__Given problem__.
Every entry below must appear again, exactly as written.

>> BEGIN

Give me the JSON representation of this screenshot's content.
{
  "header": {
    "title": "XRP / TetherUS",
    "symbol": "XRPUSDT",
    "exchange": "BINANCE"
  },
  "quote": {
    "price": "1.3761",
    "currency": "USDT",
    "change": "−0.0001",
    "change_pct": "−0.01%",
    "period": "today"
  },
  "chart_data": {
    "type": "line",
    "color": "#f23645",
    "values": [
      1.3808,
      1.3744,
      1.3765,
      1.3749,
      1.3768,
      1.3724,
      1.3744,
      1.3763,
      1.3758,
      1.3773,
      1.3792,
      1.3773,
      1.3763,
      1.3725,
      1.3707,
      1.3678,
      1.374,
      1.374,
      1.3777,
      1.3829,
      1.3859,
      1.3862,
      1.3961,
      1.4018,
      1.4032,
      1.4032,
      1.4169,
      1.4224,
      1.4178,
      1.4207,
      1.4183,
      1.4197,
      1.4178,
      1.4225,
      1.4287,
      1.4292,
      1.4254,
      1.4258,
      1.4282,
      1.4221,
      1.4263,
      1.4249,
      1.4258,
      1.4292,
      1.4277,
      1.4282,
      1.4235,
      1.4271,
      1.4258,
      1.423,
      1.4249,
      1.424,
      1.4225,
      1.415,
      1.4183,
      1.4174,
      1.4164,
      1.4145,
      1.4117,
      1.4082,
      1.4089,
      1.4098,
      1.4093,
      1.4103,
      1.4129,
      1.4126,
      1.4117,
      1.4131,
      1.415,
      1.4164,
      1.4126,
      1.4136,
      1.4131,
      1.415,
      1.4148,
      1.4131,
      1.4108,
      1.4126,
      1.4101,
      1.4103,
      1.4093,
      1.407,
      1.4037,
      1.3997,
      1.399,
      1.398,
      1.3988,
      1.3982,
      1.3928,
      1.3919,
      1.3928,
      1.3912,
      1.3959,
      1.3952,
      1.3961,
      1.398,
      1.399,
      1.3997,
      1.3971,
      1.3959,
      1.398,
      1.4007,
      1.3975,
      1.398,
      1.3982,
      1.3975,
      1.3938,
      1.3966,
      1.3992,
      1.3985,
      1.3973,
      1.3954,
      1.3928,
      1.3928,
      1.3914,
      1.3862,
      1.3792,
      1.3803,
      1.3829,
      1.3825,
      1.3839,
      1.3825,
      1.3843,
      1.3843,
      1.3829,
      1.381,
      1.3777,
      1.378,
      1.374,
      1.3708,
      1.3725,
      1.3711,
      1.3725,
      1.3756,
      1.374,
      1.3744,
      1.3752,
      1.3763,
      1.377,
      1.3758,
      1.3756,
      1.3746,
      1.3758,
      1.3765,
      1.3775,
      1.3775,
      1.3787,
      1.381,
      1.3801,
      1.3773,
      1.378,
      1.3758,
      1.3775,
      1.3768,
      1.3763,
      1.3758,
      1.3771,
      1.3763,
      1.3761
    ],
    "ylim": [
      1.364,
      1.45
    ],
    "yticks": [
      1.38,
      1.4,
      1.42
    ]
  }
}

>> END

__Result__.
Give me the JSON representation of this screenshot's content.
{
  "header": {
    "title": "XRP / TetherUS",
    "symbol": "XRPUSDT",
    "exchange": "BINANCE"
  },
  "quote": {
    "price": "1.3761",
    "currency": "USDT",
    "change": "−0.0001",
    "change_pct": "−0.01%",
    "period": "today"
  },
  "chart_data": {
    "type": "line",
    "color": "#f23645",
    "values": [
      1.3808,
      1.3744,
      1.3765,
      1.3749,
      1.3768,
      1.3724,
      1.3744,
      1.3763,
      1.3758,
      1.3773,
      1.3792,
      1.3773,
      1.3763,
      1.3725,
      1.3707,
      1.3678,
      1.374,
      1.374,
      1.3777,
      1.3829,
      1.3859,
      1.3862,
      1.3961,
      1.4018,
      1.4032,
      1.4032,
      1.4169,
      1.4224,
      1.4178,
      1.4207,
      1.4183,
      1.4197,
      1.4178,
      1.4225,
      1.4287,
      1.4292,
      1.4254,
      1.4258,
      1.4282,
      1.4221,
      1.4263,
      1.4249,
      1.4258,
      1.4292,
      1.4277,
      1.4282,
      1.4235,
      1.4271,
      1.4258,
      1.423,
      1.4249,
      1.424,
      1.4225,
      1.415,
      1.4183,
      1.4174,
      1.4164,
      1.4145,
      1.4117,
      1.4082,
      1.4089,
      1.4098,
      1.4093,
      1.4103,
      1.4129,
      1.4126,
      1.4117,
      1.4131,
      1.415,
      1.4164,
      1.4126,
      1.4136,
      1.4131,
      1.415,
      1.4148,
      1.4131,
      1.4108,
      1.4126,
      1.4101,
      1.4103,
      1.4093,
      1.407,
      1.4037,
      1.3997,
      1.399,
      1.398,
      1.3988,
      1.3982,
      1.3928,
      1.3919,
      1.3928,
      1.3912,
      1.3959,
      1.3952,
      1.3961,
      1.398,
      1.399,
      1.3997,
      1.3971,
      1.3959,
      1.398,
      1.4007,
      1.3975,
      1.398,
      1.3982,
      1.3975,
      1.3938,
      1.3966,
      1.3992,
      1.3985,
      1.3973,
      1.3954,
      1.3928,
      1.3928,
      1.3914,
      1.3862,
      1.3792,
      1.3803,
      1.3829,
      1.3825,
      1.3839,
      1.3825,
      1.3843,
      1.3843,
      1.3829,
      1.381,
      1.3777,
      1.378,
      1.374,
      1.3708,
      1.3725,
      1.3711,
      1.3725,
      1.3756,
      1.374,
      1.3744,
      1.3752,
      1.3763,
      1.377,
      1.3758,
      1.3756,
      1.3746,
      1.3758,
      1.3765,
      1.3775,
      1.3775,
      1.3787,
      1.381,
      1.3801,
      1.3773,
      1.378,
      1.3758,
      1.3775,
      1.3768,
      1.3763,
      1.3758,
      1.3771,
      1.3763,
      1.3761
    ],
    "ylim": [
      1.364,
      1.45
    ],
    "yticks": [
      1.38,
      1.4,
      1.42
    ]
  }
}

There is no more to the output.